• **PROBLEM DETAILS**
Reproduce the following commentary on the plain style in poetry word for word, in full.

• **DOCUMENT TEXT**
I enjoyed the poem's small ambitions---just a little sketch, some atmosphere, some sound pyrotechnics, spare words and no words to spare. The cat and the plums and the ambition evoke William Carlos Williams in his Imagist/Objectivist phase, but the atmospherics I think recall more the small, gorgeous poems of Jean Follain. It's hard to write a good Imagist poem. A Chinese shi hua (poetry talk) says it best:

Plain and Natural: First master elegance, and then strive for the plain style. Nowadays many people write clumsy, facile poems and flatter themselves that they've mastered the plain style. I can't help laughing at this. Poets know that simplicity is difficult. There are poems that illustrate the rigor the plain style demands:

Today as in ancient times
it's hard to write a simple poem.
by Mei Yaochen

The lotus flower rises from clear water,
naturally without ornament.

• **RAW DATA**
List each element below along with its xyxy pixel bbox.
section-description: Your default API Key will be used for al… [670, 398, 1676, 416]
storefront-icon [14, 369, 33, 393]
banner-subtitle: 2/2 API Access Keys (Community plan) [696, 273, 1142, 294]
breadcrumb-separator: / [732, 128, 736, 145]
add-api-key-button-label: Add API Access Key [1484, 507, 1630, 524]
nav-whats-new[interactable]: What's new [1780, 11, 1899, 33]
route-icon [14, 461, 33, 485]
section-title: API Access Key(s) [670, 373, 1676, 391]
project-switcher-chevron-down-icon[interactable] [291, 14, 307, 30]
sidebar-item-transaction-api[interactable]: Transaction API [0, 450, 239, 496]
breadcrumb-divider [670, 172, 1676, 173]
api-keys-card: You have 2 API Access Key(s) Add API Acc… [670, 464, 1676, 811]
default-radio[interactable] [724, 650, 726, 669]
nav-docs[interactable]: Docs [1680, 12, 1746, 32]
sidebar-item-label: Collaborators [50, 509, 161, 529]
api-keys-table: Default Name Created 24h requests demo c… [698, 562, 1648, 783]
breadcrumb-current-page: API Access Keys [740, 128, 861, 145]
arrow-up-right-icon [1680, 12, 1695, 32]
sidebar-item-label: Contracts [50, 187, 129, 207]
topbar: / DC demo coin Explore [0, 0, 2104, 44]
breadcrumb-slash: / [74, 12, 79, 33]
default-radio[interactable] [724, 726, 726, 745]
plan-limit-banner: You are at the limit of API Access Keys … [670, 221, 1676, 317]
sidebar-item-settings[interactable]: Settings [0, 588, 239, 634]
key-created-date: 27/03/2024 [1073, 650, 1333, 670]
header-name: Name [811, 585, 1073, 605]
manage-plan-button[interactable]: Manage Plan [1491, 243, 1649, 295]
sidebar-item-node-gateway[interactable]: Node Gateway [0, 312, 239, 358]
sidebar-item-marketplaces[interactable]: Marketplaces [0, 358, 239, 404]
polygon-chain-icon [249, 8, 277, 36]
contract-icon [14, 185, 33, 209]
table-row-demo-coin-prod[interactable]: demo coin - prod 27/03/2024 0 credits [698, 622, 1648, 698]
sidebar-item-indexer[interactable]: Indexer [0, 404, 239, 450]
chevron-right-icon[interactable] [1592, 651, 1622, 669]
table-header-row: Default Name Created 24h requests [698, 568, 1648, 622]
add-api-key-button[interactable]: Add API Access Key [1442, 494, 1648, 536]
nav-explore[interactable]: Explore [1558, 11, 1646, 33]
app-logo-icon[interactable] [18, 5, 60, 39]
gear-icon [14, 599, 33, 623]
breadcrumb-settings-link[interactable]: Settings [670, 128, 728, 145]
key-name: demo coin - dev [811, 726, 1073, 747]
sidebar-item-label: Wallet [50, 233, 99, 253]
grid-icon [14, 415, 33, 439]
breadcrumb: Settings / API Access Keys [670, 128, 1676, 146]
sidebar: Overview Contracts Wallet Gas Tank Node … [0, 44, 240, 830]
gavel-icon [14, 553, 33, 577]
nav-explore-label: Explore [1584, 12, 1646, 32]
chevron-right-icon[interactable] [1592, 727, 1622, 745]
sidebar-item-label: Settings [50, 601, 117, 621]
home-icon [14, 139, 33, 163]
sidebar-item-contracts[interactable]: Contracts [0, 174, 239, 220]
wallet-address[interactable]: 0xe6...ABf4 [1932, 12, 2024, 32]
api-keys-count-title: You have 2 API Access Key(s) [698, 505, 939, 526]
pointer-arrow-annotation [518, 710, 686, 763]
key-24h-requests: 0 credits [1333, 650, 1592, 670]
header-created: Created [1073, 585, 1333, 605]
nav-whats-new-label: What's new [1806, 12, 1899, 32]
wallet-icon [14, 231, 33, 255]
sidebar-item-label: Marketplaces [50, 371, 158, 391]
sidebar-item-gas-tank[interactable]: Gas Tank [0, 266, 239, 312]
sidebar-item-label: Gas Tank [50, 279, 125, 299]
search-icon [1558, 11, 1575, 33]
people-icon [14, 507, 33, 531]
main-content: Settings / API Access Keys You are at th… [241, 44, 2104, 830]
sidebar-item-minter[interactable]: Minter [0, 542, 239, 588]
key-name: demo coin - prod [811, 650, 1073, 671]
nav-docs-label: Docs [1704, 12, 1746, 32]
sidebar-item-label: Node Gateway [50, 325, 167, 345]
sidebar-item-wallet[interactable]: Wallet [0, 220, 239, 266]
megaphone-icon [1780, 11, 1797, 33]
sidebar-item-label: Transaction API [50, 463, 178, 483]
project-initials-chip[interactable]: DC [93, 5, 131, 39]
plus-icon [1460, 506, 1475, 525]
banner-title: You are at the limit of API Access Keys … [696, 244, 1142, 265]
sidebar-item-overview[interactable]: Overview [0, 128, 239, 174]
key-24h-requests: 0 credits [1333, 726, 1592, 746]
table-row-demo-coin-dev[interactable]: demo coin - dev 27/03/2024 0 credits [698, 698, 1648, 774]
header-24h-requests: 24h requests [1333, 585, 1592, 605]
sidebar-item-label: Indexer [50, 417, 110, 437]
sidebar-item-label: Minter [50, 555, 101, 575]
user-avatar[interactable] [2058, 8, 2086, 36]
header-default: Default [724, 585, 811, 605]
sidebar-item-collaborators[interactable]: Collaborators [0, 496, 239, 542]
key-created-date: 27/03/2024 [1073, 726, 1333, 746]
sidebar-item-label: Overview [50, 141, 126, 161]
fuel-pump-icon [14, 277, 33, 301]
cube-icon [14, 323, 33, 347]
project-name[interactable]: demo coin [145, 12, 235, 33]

• **WRITTEN ANSWER**
I enjoyed the poem's small ambitions---just a little sketch, some atmosphere, some sound pyrotechnics, spare words and no words to spare. The cat and the plums and the ambition evoke William Carlos Williams in his Imagist/Objectivist phase, but the atmospherics I think recall more the small, gorgeous poems of Jean Follain. It's hard to write a good Imagist poem. A Chinese shi hua (poetry talk) says it best:

Plain and Natural: First master elegance, and then strive for the plain style. Nowadays many people write clumsy, facile poems and flatter themselves that they've mastered the plain style. I can't help laughing at this. Poets know that simplicity is difficult. There are poems that illustrate the rigor the plain style demands:

Today as in ancient times
it's hard to write a simple poem.
by Mei Yaochen

The lotus flower rises from clear water,
naturally without ornament.